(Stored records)
%%

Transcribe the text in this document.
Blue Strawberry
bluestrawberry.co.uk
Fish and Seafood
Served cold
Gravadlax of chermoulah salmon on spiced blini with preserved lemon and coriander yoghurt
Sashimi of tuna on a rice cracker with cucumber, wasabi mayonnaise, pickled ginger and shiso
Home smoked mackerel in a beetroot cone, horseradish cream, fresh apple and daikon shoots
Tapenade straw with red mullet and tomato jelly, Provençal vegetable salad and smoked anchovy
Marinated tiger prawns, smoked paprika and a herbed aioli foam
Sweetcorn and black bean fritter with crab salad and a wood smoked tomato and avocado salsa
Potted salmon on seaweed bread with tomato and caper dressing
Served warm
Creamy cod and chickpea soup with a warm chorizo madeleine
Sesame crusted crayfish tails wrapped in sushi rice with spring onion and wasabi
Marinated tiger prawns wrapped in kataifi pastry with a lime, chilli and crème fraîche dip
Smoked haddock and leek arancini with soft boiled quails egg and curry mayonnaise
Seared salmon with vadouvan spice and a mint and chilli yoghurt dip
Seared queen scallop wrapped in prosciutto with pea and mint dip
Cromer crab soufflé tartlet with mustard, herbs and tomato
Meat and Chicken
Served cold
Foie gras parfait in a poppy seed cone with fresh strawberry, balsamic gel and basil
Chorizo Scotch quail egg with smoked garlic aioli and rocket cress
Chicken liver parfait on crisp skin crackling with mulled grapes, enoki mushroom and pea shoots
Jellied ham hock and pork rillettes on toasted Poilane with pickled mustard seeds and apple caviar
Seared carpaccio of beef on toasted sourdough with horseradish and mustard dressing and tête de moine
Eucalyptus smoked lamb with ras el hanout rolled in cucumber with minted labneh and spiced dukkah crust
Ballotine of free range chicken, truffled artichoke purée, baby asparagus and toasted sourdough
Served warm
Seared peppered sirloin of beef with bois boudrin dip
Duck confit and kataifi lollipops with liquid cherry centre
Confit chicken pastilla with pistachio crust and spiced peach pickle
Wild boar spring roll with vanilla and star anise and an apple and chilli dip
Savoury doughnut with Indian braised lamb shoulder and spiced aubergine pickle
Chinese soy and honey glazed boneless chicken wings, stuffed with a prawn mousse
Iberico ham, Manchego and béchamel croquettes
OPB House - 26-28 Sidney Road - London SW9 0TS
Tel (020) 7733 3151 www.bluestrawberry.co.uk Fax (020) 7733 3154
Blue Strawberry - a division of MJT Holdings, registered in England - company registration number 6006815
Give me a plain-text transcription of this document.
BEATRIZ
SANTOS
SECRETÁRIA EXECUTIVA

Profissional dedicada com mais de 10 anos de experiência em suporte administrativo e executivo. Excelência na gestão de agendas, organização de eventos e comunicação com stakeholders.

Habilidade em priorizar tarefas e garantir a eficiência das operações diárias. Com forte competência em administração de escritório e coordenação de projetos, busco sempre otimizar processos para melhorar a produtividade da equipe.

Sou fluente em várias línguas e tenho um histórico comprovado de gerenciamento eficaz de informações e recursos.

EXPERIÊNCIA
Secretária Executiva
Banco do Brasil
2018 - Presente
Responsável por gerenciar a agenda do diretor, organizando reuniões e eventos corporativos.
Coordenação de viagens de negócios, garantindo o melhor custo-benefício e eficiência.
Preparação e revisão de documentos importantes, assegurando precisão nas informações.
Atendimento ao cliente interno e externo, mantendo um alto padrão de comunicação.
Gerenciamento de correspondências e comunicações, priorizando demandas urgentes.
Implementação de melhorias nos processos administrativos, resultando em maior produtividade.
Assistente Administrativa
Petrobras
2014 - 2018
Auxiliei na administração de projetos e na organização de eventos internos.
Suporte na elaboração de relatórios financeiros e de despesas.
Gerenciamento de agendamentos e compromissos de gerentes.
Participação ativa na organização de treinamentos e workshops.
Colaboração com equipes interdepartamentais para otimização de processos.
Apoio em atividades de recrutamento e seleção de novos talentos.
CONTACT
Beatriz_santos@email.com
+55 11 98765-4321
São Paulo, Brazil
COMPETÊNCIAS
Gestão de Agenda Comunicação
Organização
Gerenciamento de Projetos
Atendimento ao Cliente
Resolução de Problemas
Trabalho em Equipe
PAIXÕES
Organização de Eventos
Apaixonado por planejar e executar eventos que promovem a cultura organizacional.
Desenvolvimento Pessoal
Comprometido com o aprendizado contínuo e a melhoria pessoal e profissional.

%%

* [AIM]: Copy out each line of the data where the string "crab" appears.

* [FINISHED TASK]:
Sweetcorn and black bean fritter with crab salad and a wood smoked tomato and avocado salsa
Cromer crab soufflé tartlet with mustard, herbs and tomato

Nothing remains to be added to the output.